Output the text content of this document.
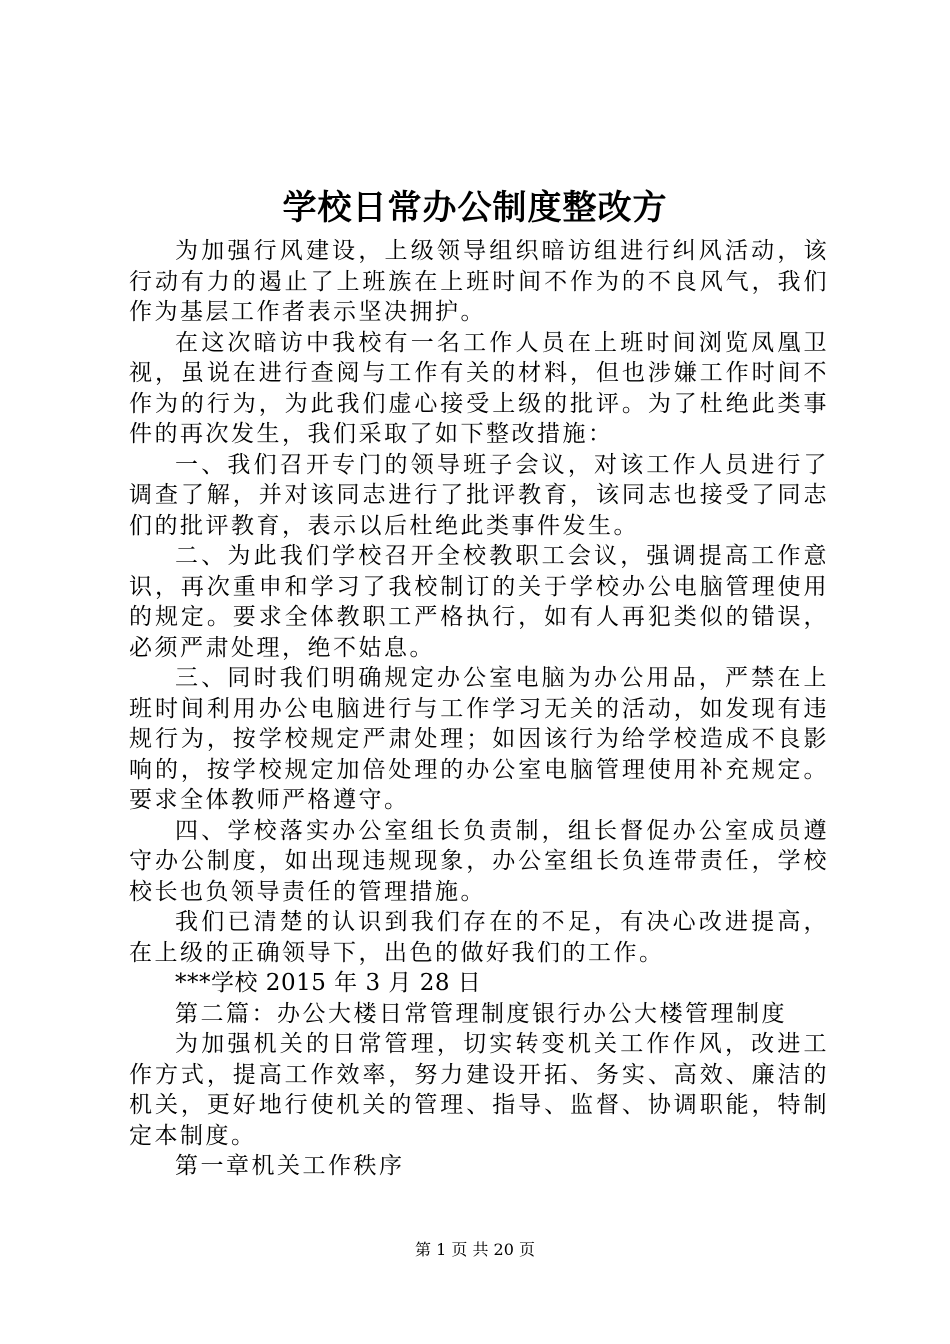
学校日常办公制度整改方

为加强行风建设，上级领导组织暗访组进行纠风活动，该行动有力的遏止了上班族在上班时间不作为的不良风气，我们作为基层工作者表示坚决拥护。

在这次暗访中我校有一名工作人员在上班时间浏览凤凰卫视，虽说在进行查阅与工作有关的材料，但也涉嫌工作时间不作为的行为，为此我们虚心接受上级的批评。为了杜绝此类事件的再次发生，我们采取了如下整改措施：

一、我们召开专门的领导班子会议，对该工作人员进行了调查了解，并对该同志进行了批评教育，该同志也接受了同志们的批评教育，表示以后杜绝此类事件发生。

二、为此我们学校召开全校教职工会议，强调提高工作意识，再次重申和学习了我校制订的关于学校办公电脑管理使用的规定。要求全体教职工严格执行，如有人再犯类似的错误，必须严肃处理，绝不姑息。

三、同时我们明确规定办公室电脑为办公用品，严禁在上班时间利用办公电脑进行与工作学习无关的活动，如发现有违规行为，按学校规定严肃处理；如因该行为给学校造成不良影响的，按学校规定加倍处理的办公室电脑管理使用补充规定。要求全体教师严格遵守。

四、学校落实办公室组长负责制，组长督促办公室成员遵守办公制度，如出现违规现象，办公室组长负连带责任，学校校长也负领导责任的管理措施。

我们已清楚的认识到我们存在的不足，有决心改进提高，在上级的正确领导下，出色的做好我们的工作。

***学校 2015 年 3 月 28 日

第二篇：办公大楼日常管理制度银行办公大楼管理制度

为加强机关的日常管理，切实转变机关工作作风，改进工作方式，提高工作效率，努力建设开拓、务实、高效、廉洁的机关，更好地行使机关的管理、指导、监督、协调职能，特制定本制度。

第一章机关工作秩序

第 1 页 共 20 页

◇ ◇ ◇

- _Stated goal_
All the lines above are to be given again exactly as they read, with the pictures removed.

- _Task output_
Output the text content of this document.
学校日常办公制度整改方

为加强行风建设，上级领导组织暗访组进行纠风活动，该行动有力的遏止了上班族在上班时间不作为的不良风气，我们作为基层工作者表示坚决拥护。

在这次暗访中我校有一名工作人员在上班时间浏览凤凰卫视，虽说在进行查阅与工作有关的材料，但也涉嫌工作时间不作为的行为，为此我们虚心接受上级的批评。为了杜绝此类事件的再次发生，我们采取了如下整改措施：

一、我们召开专门的领导班子会议，对该工作人员进行了调查了解，并对该同志进行了批评教育，该同志也接受了同志们的批评教育，表示以后杜绝此类事件发生。

二、为此我们学校召开全校教职工会议，强调提高工作意识，再次重申和学习了我校制订的关于学校办公电脑管理使用的规定。要求全体教职工严格执行，如有人再犯类似的错误，必须严肃处理，绝不姑息。

三、同时我们明确规定办公室电脑为办公用品，严禁在上班时间利用办公电脑进行与工作学习无关的活动，如发现有违规行为，按学校规定严肃处理；如因该行为给学校造成不良影响的，按学校规定加倍处理的办公室电脑管理使用补充规定。要求全体教师严格遵守。

四、学校落实办公室组长负责制，组长督促办公室成员遵守办公制度，如出现违规现象，办公室组长负连带责任，学校校长也负领导责任的管理措施。

我们已清楚的认识到我们存在的不足，有决心改进提高，在上级的正确领导下，出色的做好我们的工作。

***学校 2015 年 3 月 28 日

第二篇：办公大楼日常管理制度银行办公大楼管理制度

为加强机关的日常管理，切实转变机关工作作风，改进工作方式，提高工作效率，努力建设开拓、务实、高效、廉洁的机关，更好地行使机关的管理、指导、监督、协调职能，特制定本制度。

第一章机关工作秩序

第 1 页 共 20 页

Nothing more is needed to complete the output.